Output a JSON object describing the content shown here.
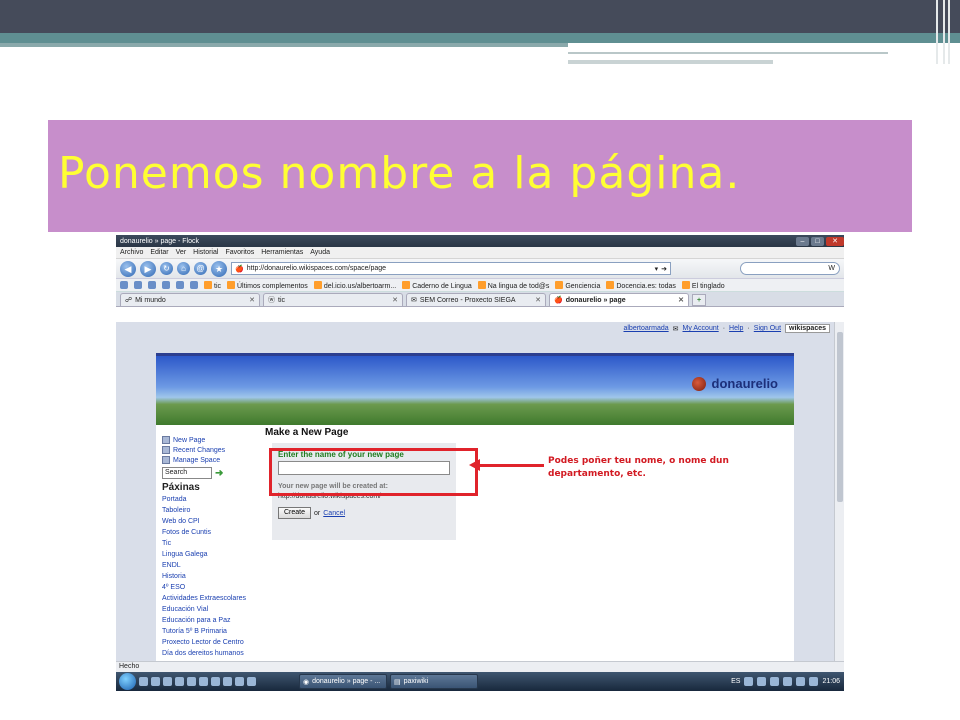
{
  "slide": {
    "title": "Ponemos nombre a la página."
  },
  "browser": {
    "window_title": "donaurelio » page - Flock",
    "menu": [
      "Archivo",
      "Editar",
      "Ver",
      "Historial",
      "Favoritos",
      "Herramientas",
      "Ayuda"
    ],
    "url": "http://donaurelio.wikispaces.com/space/page",
    "search_value": "W",
    "bookmarks": [
      "tic",
      "Últimos complementos",
      "del.icio.us/albertoarm...",
      "Caderno de Lingua",
      "Na lingua de tod@s",
      "Genciencia",
      "Docencia.es: todas",
      "El tinglado"
    ],
    "tabs": [
      {
        "label": "Mi mundo",
        "active": false
      },
      {
        "label": "tic",
        "active": false
      },
      {
        "label": "SEM Correo - Proxecto SIEGA",
        "active": false
      },
      {
        "label": "donaurelio » page",
        "active": true
      }
    ],
    "status": "Hecho"
  },
  "page": {
    "user_links": {
      "user": "albertoarmada",
      "account": "My Account",
      "help": "Help",
      "signout": "Sign Out",
      "brand": "wikispaces"
    },
    "site_name": "donaurelio",
    "sidebar": {
      "new_page": "New Page",
      "recent_changes": "Recent Changes",
      "manage_space": "Manage Space",
      "search_value": "Search",
      "section_title": "Páxinas",
      "pages": [
        "Portada",
        "Taboleiro",
        "Web do CPI",
        "Fotos de Cuntis",
        "Tic",
        "Lingua Galega",
        "ENDL",
        "Historia",
        "4º ESO",
        "Actividades Extraescolares",
        "Educación Vial",
        "Educación para a Paz",
        "Tutoría 5º B Primaria",
        "Proxecto Lector de Centro",
        "Día dos dereitos humanos"
      ]
    },
    "heading": "Make a New Page",
    "form": {
      "label": "Enter the name of your new page",
      "input_value": "",
      "hint": "Your new page will be created at:",
      "url": "http://donaurelio.wikispaces.com/",
      "create_label": "Create",
      "or_text": "or",
      "cancel_label": "Cancel"
    },
    "annotation": "Podes poñer teu nome, o nome dun departamento, etc.",
    "annotation_color": "#d21a22"
  },
  "taskbar": {
    "tasks": [
      "donaurelio » page - ...",
      "paxiwiki"
    ],
    "lang": "ES",
    "clock": "21:06"
  },
  "colors": {
    "title_band": "#c78ecb",
    "title_text": "#ffff33",
    "highlight": "#e0232b"
  }
}
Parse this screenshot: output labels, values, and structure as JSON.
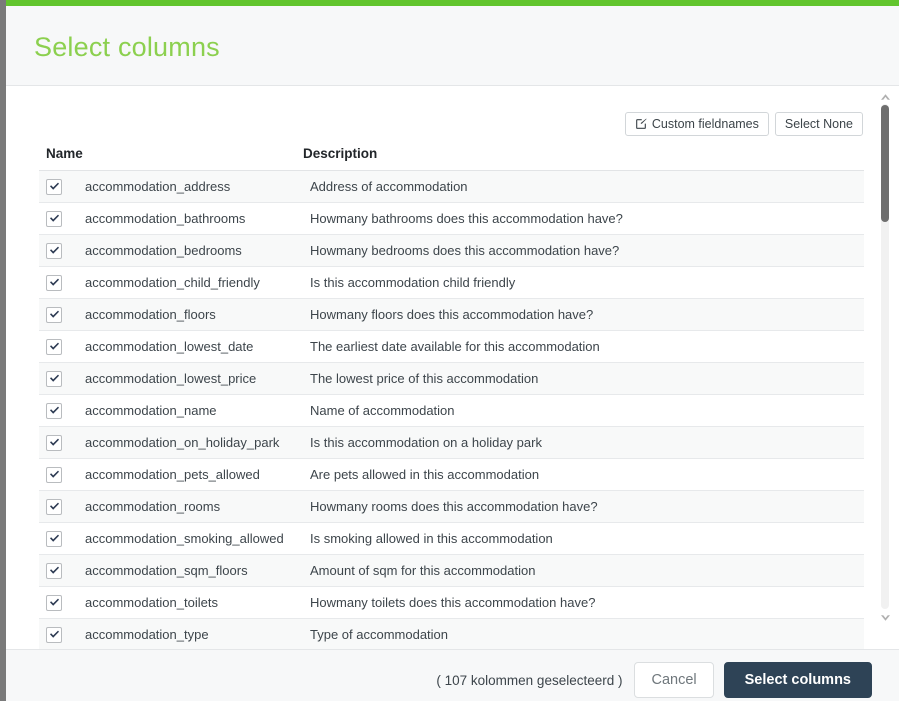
{
  "theme": {
    "accent_green": "#62c52e",
    "title_green": "#8cd04f",
    "primary_button": "#2e4356",
    "row_alt": "#f8f9f9",
    "header_bg": "#f7f8f9"
  },
  "header": {
    "title": "Select columns"
  },
  "toolbar": {
    "custom_fieldnames_label": "Custom fieldnames",
    "custom_fieldnames_icon": "pencil-square-icon",
    "select_none_label": "Select None"
  },
  "table": {
    "columns": [
      "Name",
      "Description"
    ],
    "rows": [
      {
        "checked": true,
        "name": "accommodation_address",
        "description": "Address of accommodation"
      },
      {
        "checked": true,
        "name": "accommodation_bathrooms",
        "description": "Howmany bathrooms does this accommodation have?"
      },
      {
        "checked": true,
        "name": "accommodation_bedrooms",
        "description": "Howmany bedrooms does this accommodation have?"
      },
      {
        "checked": true,
        "name": "accommodation_child_friendly",
        "description": "Is this accommodation child friendly"
      },
      {
        "checked": true,
        "name": "accommodation_floors",
        "description": "Howmany floors does this accommodation have?"
      },
      {
        "checked": true,
        "name": "accommodation_lowest_date",
        "description": "The earliest date available for this accommodation"
      },
      {
        "checked": true,
        "name": "accommodation_lowest_price",
        "description": "The lowest price of this accommodation"
      },
      {
        "checked": true,
        "name": "accommodation_name",
        "description": "Name of accommodation"
      },
      {
        "checked": true,
        "name": "accommodation_on_holiday_park",
        "description": "Is this accommodation on a holiday park"
      },
      {
        "checked": true,
        "name": "accommodation_pets_allowed",
        "description": "Are pets allowed in this accommodation"
      },
      {
        "checked": true,
        "name": "accommodation_rooms",
        "description": "Howmany rooms does this accommodation have?"
      },
      {
        "checked": true,
        "name": "accommodation_smoking_allowed",
        "description": "Is smoking allowed in this accommodation"
      },
      {
        "checked": true,
        "name": "accommodation_sqm_floors",
        "description": "Amount of sqm for this accommodation"
      },
      {
        "checked": true,
        "name": "accommodation_toilets",
        "description": "Howmany toilets does this accommodation have?"
      },
      {
        "checked": true,
        "name": "accommodation_type",
        "description": "Type of accommodation"
      }
    ]
  },
  "scrollbar": {
    "up_icon": "chevron-up-icon",
    "down_icon": "chevron-down-icon"
  },
  "footer": {
    "selection_count_text": "( 107 kolommen geselecteerd )",
    "cancel_label": "Cancel",
    "submit_label": "Select columns"
  }
}
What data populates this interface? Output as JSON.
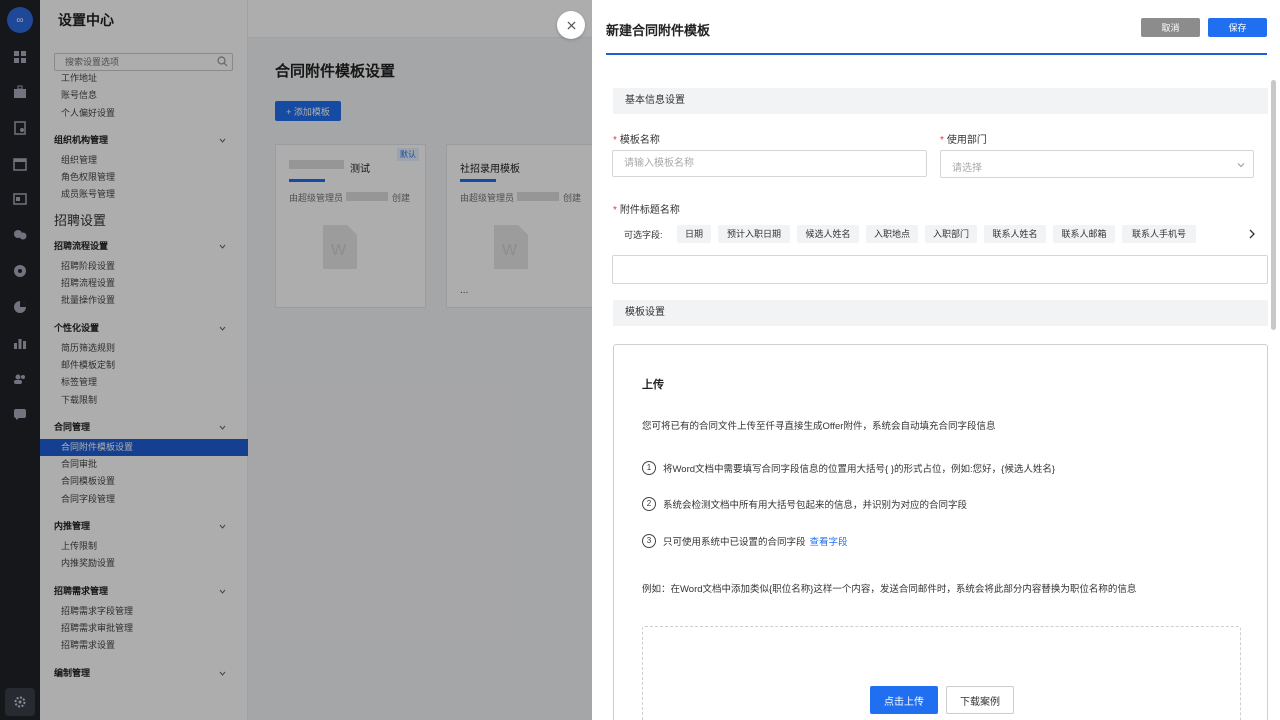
{
  "sidebar": {
    "title": "设置中心",
    "search_placeholder": "搜索设置选项",
    "top_items": [
      "工作地址",
      "账号信息",
      "个人偏好设置"
    ],
    "group_org": "组织机构管理",
    "org_items": [
      "组织管理",
      "角色权限管理",
      "成员账号管理"
    ],
    "section_recruit": "招聘设置",
    "group_flow": "招聘流程设置",
    "flow_items": [
      "招聘阶段设置",
      "招聘流程设置",
      "批量操作设置"
    ],
    "group_personal": "个性化设置",
    "personal_items": [
      "简历筛选规则",
      "邮件模板定制",
      "标签管理",
      "下载限制"
    ],
    "group_contract": "合同管理",
    "contract_items": [
      "合同附件模板设置",
      "合同审批",
      "合同模板设置",
      "合同字段管理"
    ],
    "group_referral": "内推管理",
    "referral_items": [
      "上传限制",
      "内推奖励设置"
    ],
    "group_demand": "招聘需求管理",
    "demand_items": [
      "招聘需求字段管理",
      "招聘需求审批管理",
      "招聘需求设置"
    ],
    "group_staffing": "编制管理"
  },
  "main": {
    "page_title": "合同附件模板设置",
    "add_button": "+ 添加模板",
    "cards": [
      {
        "name": "测试",
        "badge": "默认",
        "creator_prefix": "由超级管理员",
        "creator_suffix": "创建"
      },
      {
        "name": "社招录用模板",
        "creator_prefix": "由超级管理员",
        "creator_suffix": "创建",
        "more": "..."
      }
    ]
  },
  "drawer": {
    "title": "新建合同附件模板",
    "cancel": "取消",
    "save": "保存",
    "section_basic": "基本信息设置",
    "label_name": "模板名称",
    "name_placeholder": "请输入模板名称",
    "label_dept": "使用部门",
    "dept_placeholder": "请选择",
    "label_attach_title": "附件标题名称",
    "chips_label": "可选字段:",
    "chips": [
      "日期",
      "预计入职日期",
      "候选人姓名",
      "入职地点",
      "入职部门",
      "联系人姓名",
      "联系人邮箱",
      "联系人手机号"
    ],
    "attach_title_value": "",
    "section_template": "模板设置",
    "upload": {
      "title": "上传",
      "desc": "您可将已有的合同文件上传至仟寻直接生成Offer附件，系统会自动填充合同字段信息",
      "step1": "将Word文档中需要填写合同字段信息的位置用大括号{ }的形式占位，例如:您好，{候选人姓名}",
      "step2": "系统会检测文档中所有用大括号包起来的信息，并识别为对应的合同字段",
      "step3": "只可使用系统中已设置的合同字段",
      "step3_link": "查看字段",
      "step_nums": [
        "1",
        "2",
        "3"
      ],
      "example": "例如：在Word文档中添加类似{职位名称}这样一个内容，发送合同邮件时，系统会将此部分内容替换为职位名称的信息",
      "btn_upload": "点击上传",
      "btn_download": "下载案例"
    }
  },
  "colors": {
    "accent": "#1f6ff0",
    "active_menu": "#1f5fd6",
    "rail": "#1f2329",
    "required": "#ee3333"
  }
}
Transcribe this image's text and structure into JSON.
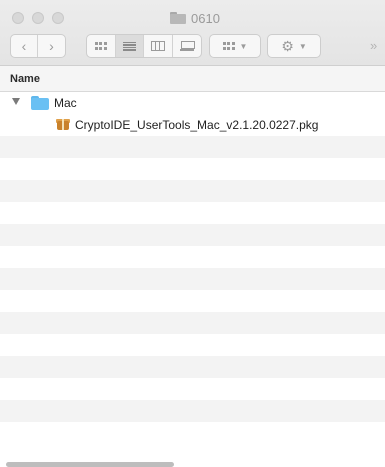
{
  "window": {
    "title": "0610",
    "toolbar": {
      "back_icon": "chevron-left-icon",
      "forward_icon": "chevron-right-icon",
      "view_modes": [
        "icon-view",
        "list-view",
        "column-view",
        "gallery-view"
      ],
      "selected_view": "list-view",
      "more_label": "»"
    }
  },
  "columns": {
    "name_header": "Name"
  },
  "files": [
    {
      "name": "Mac",
      "kind": "folder",
      "expanded": true,
      "depth": 0
    },
    {
      "name": "CryptoIDE_UserTools_Mac_v2.1.20.0227.pkg",
      "kind": "package",
      "depth": 1
    }
  ],
  "colors": {
    "folder": "#6ac0f3",
    "stripe": "#f3f3f3",
    "header": "#f5f5f5"
  }
}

### Do this:
Copy each line above that contains the string "donaurelio".

### Complete response:
    "window_title": "donaurelio » page - Flock",
    "url": "http://donaurelio.wikispaces.com/space/page",
        "label": "donaurelio » page",
    "site_name": "donaurelio",
      "url": "http://donaurelio.wikispaces.com/",
      "donaurelio » page - ...",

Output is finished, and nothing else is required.